Given problem
In the listing that follows, how many lines contain the string "wichtigsten"? Provide only the number.

Dataset records

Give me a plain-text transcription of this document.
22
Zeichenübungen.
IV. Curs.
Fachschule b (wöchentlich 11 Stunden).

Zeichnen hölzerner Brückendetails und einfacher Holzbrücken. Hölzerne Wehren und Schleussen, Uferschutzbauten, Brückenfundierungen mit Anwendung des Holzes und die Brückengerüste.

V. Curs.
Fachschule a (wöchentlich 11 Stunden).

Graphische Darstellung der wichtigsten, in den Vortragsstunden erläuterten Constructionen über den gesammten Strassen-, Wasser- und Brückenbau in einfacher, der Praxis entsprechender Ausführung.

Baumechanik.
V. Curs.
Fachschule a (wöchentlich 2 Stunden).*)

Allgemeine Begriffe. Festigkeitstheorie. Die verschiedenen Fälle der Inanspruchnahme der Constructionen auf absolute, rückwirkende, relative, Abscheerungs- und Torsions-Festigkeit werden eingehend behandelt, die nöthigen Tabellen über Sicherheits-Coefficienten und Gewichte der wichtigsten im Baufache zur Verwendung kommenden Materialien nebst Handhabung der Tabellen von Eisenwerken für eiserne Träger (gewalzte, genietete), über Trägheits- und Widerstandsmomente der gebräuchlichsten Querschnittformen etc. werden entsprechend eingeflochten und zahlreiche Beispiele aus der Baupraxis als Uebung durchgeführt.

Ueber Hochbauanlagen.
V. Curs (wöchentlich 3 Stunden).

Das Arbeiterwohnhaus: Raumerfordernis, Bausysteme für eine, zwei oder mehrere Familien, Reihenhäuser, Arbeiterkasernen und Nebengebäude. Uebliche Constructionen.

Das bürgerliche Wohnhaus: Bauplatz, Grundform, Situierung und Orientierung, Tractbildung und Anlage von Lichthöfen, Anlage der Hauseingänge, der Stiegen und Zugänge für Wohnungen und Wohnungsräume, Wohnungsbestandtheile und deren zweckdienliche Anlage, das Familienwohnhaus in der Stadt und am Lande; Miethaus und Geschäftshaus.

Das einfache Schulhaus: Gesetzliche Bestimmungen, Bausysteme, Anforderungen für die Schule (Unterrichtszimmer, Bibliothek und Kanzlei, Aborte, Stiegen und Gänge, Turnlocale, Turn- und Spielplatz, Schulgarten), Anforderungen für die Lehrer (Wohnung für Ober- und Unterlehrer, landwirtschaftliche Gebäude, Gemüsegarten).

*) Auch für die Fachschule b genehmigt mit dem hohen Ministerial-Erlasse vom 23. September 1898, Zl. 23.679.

Answer to the problem
2